*Task requirements:* Reproduce the listing below with every "histogram-bar" swapped for "hist-bar" and nothing else altered, and leave out the pictures.

*Recorded data:*
★ ★ ★

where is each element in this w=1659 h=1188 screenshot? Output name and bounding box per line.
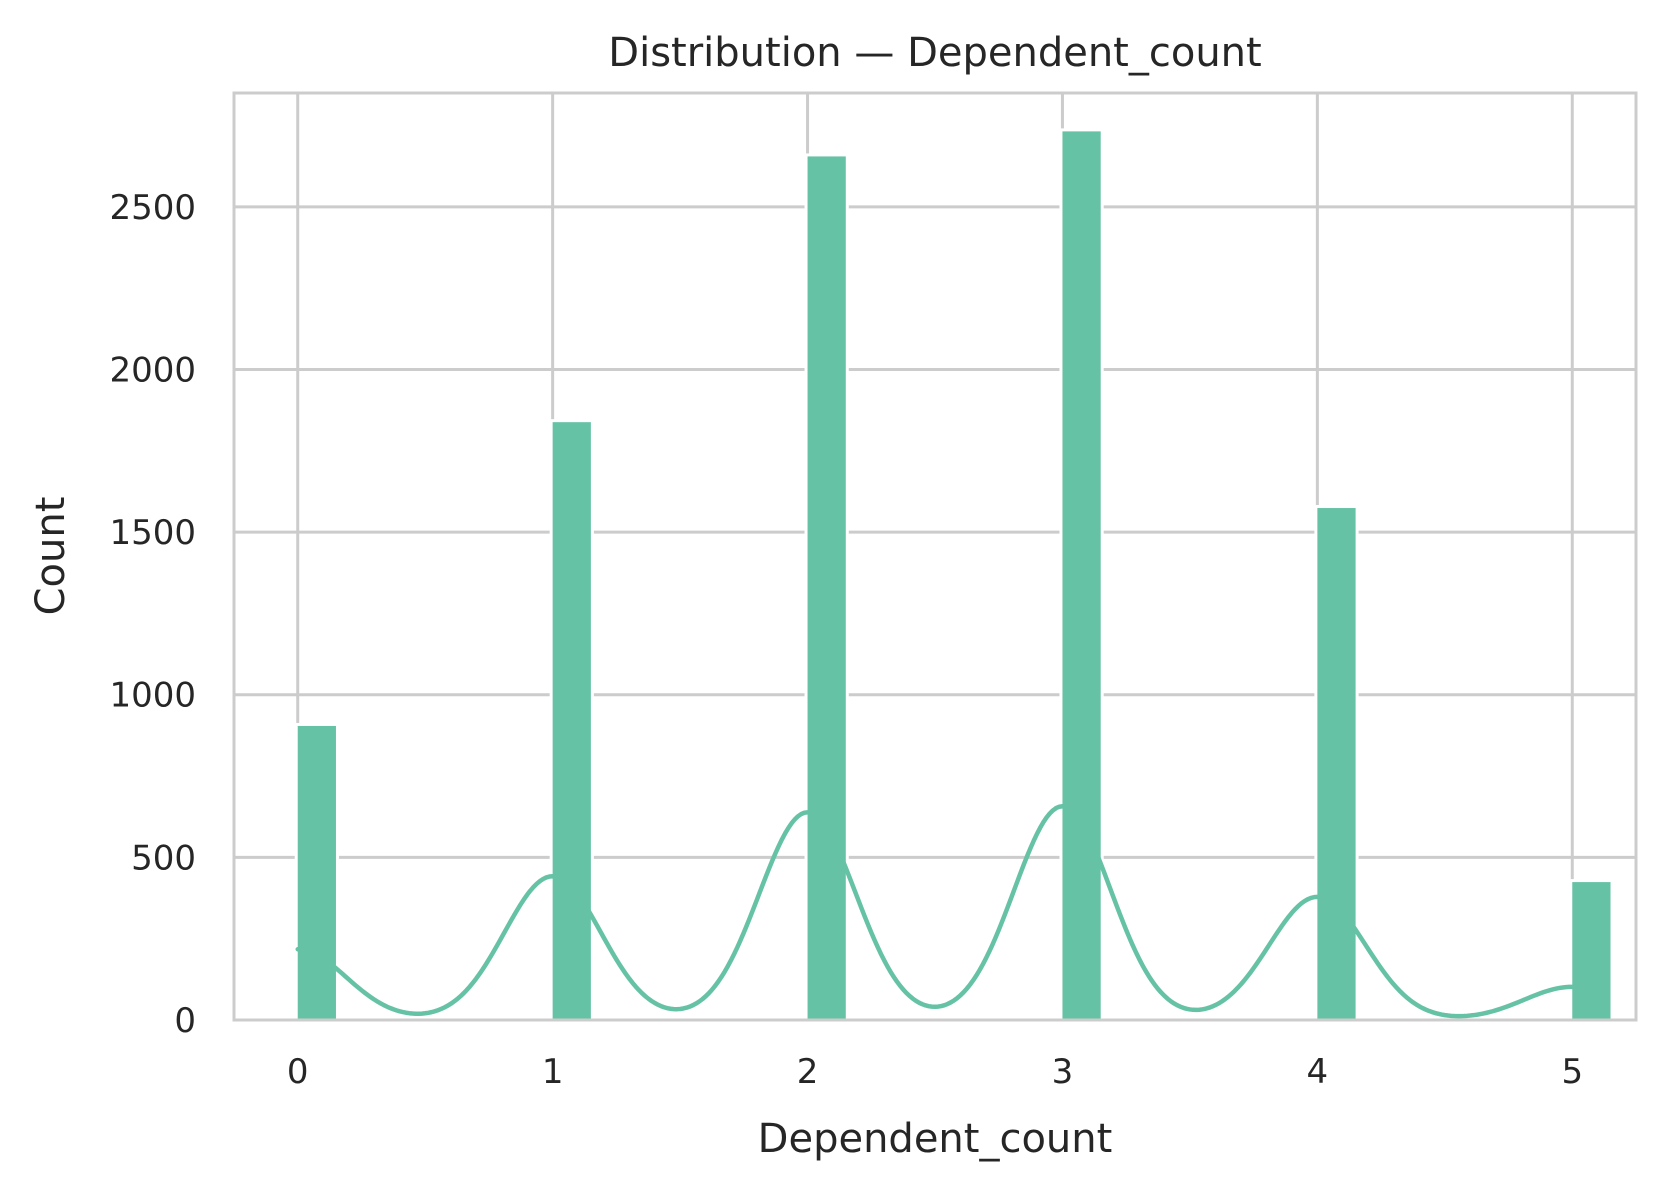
histogram-bar: [1062, 131, 1101, 1021]
kde-layer: [295, 804, 1575, 1019]
x-tick-label: 1: [542, 1052, 564, 1092]
x-tick-labels: 0 1 2 3 4 5: [287, 1052, 1583, 1092]
x-tick-label: 0: [287, 1052, 309, 1092]
x-tick-label: 3: [1052, 1052, 1074, 1092]
y-tick-label: 2000: [109, 350, 196, 390]
kde-curve: [295, 804, 1575, 1019]
chart-title: Distribution — Dependent_count: [608, 30, 1261, 76]
histogram-bar: [807, 156, 846, 1020]
x-tick-label: 2: [797, 1052, 819, 1092]
y-tick-label: 1000: [109, 676, 196, 716]
y-axis-label: Count: [28, 497, 74, 616]
histogram-bar: [1317, 508, 1356, 1020]
histogram-bar: [297, 725, 336, 1020]
bar-layer: [294, 128, 1614, 1024]
x-tick-label: 5: [1561, 1052, 1583, 1092]
x-axis-label: Dependent_count: [758, 1116, 1113, 1162]
y-tick-label: 0: [174, 1001, 196, 1041]
histogram-bar: [1572, 882, 1611, 1020]
x-tick-label: 4: [1307, 1052, 1329, 1092]
y-tick-label: 1500: [109, 513, 196, 553]
axes-frame: [232, 91, 1638, 1022]
y-tick-labels: 0 500 1000 1500 2000 2500: [109, 188, 196, 1041]
y-tick-label: 2500: [109, 188, 196, 228]
histogram-bar: [552, 422, 591, 1020]
y-tick-label: 500: [131, 838, 196, 878]
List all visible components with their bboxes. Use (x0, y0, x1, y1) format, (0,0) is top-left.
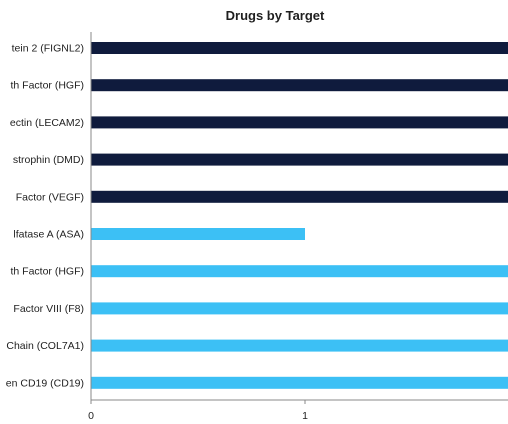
bar (91, 339, 508, 352)
category-label: Factor VIII (F8) (13, 303, 84, 315)
category-labels: tein 2 (FIGNL2) th Factor (HGF) ectin (LEC… (6, 43, 84, 390)
bar (91, 190, 508, 203)
bar (91, 228, 305, 240)
bar (91, 153, 508, 166)
x-tick-label: 0 (88, 410, 94, 422)
x-tick-label: 1 (302, 410, 308, 422)
bar (91, 265, 508, 278)
category-label: strophin (DMD) (13, 154, 84, 166)
bar (91, 79, 508, 92)
category-label: lfatase A (ASA) (13, 229, 84, 241)
bar (91, 42, 508, 54)
category-label: tein 2 (FIGNL2) (12, 43, 84, 55)
chart-title: Drugs by Target (226, 8, 325, 23)
category-label: en CD19 (CD19) (6, 377, 84, 389)
category-label: ectin (LECAM2) (10, 117, 84, 129)
category-label: Factor (VEGF) (16, 191, 84, 203)
bars-group (91, 42, 508, 389)
category-label: Chain (COL7A1) (6, 340, 84, 352)
category-label: th Factor (HGF) (10, 80, 84, 92)
bar (91, 302, 508, 315)
bar (91, 376, 508, 389)
category-label: th Factor (HGF) (10, 266, 84, 278)
bar (91, 116, 508, 129)
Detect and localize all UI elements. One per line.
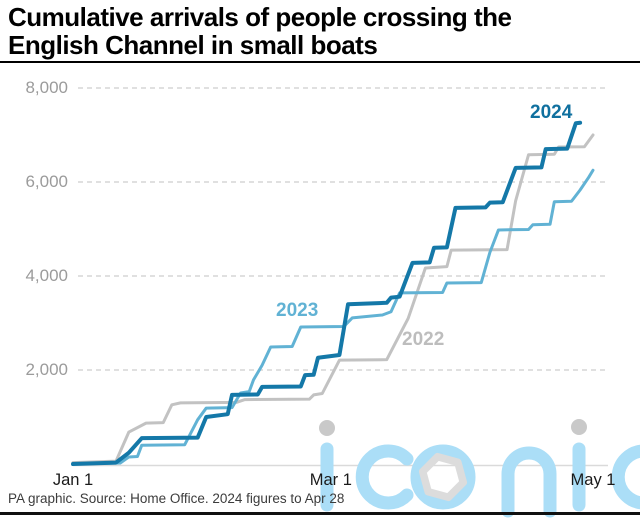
series-label-2024: 2024	[530, 102, 573, 123]
chart-title: Cumulative arrivals of people crossing t…	[8, 3, 628, 59]
x-axis-tick-label: May 1	[570, 471, 616, 489]
y-axis-tick-label: 8,000	[25, 78, 68, 97]
y-axis-tick-label: 2,000	[25, 360, 68, 379]
source-note: PA graphic. Source: Home Office. 2024 fi…	[8, 491, 345, 506]
x-axis-tick-label: Jan 1	[52, 471, 94, 489]
series-label-2023: 2023	[276, 300, 319, 321]
watermark-i2-dot	[571, 419, 587, 435]
y-axis-tick-label: 6,000	[25, 172, 68, 191]
gridlines	[73, 87, 608, 467]
y-axis-tick-label: 4,000	[25, 266, 68, 285]
x-axis-tick-label: Mar 1	[309, 471, 352, 489]
series-lines	[71, 120, 595, 466]
watermark-hexagon	[418, 452, 468, 502]
watermark-i1-dot	[319, 420, 335, 436]
watermark-letter-o	[410, 444, 476, 510]
title-divider	[0, 61, 640, 63]
iconic-watermark	[319, 419, 640, 518]
bottom-divider	[0, 512, 640, 515]
watermark-letter-n	[501, 446, 557, 518]
watermark-letter-c2	[611, 444, 640, 510]
series-label-2022: 2022	[402, 329, 445, 350]
series-line-2022	[71, 133, 595, 465]
chart-title-line1: Cumulative arrivals of people crossing t…	[8, 2, 512, 32]
chart-title-line2: English Channel in small boats	[8, 30, 378, 60]
series-line-2023	[71, 168, 595, 466]
series-line-2024	[71, 120, 583, 466]
watermark-letter-c1	[355, 444, 414, 510]
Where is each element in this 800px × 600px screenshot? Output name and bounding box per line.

★ ★ ★

*In response:*
where is each element in this w=1659 h=1188 screenshot? Output name and bounding box per line.
hist-bar: [1062, 131, 1101, 1021]
kde-layer: [295, 804, 1575, 1019]
x-tick-label: 1: [542, 1052, 564, 1092]
x-tick-labels: 0 1 2 3 4 5: [287, 1052, 1583, 1092]
x-tick-label: 0: [287, 1052, 309, 1092]
x-tick-label: 3: [1052, 1052, 1074, 1092]
y-tick-label: 2000: [109, 350, 196, 390]
kde-curve: [295, 804, 1575, 1019]
chart-title: Distribution — Dependent_count: [608, 30, 1261, 76]
hist-bar: [807, 156, 846, 1020]
x-tick-label: 2: [797, 1052, 819, 1092]
y-tick-label: 1000: [109, 676, 196, 716]
y-axis-label: Count: [28, 497, 74, 616]
hist-bar: [1317, 508, 1356, 1020]
hist-bar: [297, 725, 336, 1020]
bar-layer: [294, 128, 1614, 1024]
x-tick-label: 5: [1561, 1052, 1583, 1092]
x-axis-label: Dependent_count: [758, 1116, 1113, 1162]
y-tick-label: 0: [174, 1001, 196, 1041]
hist-bar: [1572, 882, 1611, 1020]
x-tick-label: 4: [1307, 1052, 1329, 1092]
y-tick-label: 1500: [109, 513, 196, 553]
axes-frame: [232, 91, 1638, 1022]
y-tick-labels: 0 500 1000 1500 2000 2500: [109, 188, 196, 1041]
y-tick-label: 2500: [109, 188, 196, 228]
hist-bar: [552, 422, 591, 1020]
y-tick-label: 500: [131, 838, 196, 878]
List all visible components with their bboxes. Use (x0, y0, x1, y1) format, (0,0) is top-left.
bar (91, 339, 508, 352)
category-label: Factor VIII (F8) (13, 303, 84, 315)
category-labels: tein 2 (FIGNL2) th Factor (HGF) ectin (LEC… (6, 43, 84, 390)
bar (91, 190, 508, 203)
bar (91, 228, 305, 240)
bar (91, 153, 508, 166)
x-tick-label: 0 (88, 410, 94, 422)
x-tick-label: 1 (302, 410, 308, 422)
bar (91, 265, 508, 278)
category-label: strophin (DMD) (13, 154, 84, 166)
bar (91, 79, 508, 92)
category-label: lfatase A (ASA) (13, 229, 84, 241)
bar (91, 42, 508, 54)
category-label: tein 2 (FIGNL2) (12, 43, 84, 55)
chart-title: Drugs by Target (226, 8, 325, 23)
category-label: en CD19 (CD19) (6, 377, 84, 389)
category-label: ectin (LECAM2) (10, 117, 84, 129)
category-label: Factor (VEGF) (16, 191, 84, 203)
bars-group (91, 42, 508, 389)
category-label: Chain (COL7A1) (6, 340, 84, 352)
category-label: th Factor (HGF) (10, 80, 84, 92)
bar (91, 302, 508, 315)
bar (91, 376, 508, 389)
category-label: th Factor (HGF) (10, 266, 84, 278)
bar (91, 116, 508, 129)
Detect and localize all UI elements. One per line.
series-label-2024: 2024	[530, 102, 573, 123]
chart-title: Cumulative arrivals of people crossing t…	[8, 3, 628, 59]
x-axis-tick-label: May 1	[570, 471, 616, 489]
y-axis-tick-label: 8,000	[25, 78, 68, 97]
y-axis-tick-label: 2,000	[25, 360, 68, 379]
source-note: PA graphic. Source: Home Office. 2024 fi…	[8, 491, 345, 506]
x-axis-tick-label: Jan 1	[52, 471, 94, 489]
series-label-2023: 2023	[276, 300, 319, 321]
watermark-i2-dot	[571, 419, 587, 435]
y-axis-tick-label: 6,000	[25, 172, 68, 191]
gridlines	[73, 87, 608, 467]
y-axis-tick-label: 4,000	[25, 266, 68, 285]
x-axis-tick-label: Mar 1	[309, 471, 352, 489]
series-lines	[71, 120, 595, 466]
watermark-hexagon	[418, 452, 468, 502]
watermark-i1-dot	[319, 420, 335, 436]
watermark-letter-o	[410, 444, 476, 510]
title-divider	[0, 61, 640, 63]
iconic-watermark	[319, 419, 640, 518]
bottom-divider	[0, 512, 640, 515]
watermark-letter-n	[501, 446, 557, 518]
watermark-letter-c2	[611, 444, 640, 510]
series-label-2022: 2022	[402, 329, 445, 350]
series-line-2022	[71, 133, 595, 465]
chart-title-line1: Cumulative arrivals of people crossing t…	[8, 2, 512, 32]
chart-title-line2: English Channel in small boats	[8, 30, 378, 60]
series-line-2023	[71, 168, 595, 466]
series-line-2024	[71, 120, 583, 466]
watermark-letter-c1	[355, 444, 414, 510]
Where is each element in this 800px × 600px screenshot? Output name and bounding box per line.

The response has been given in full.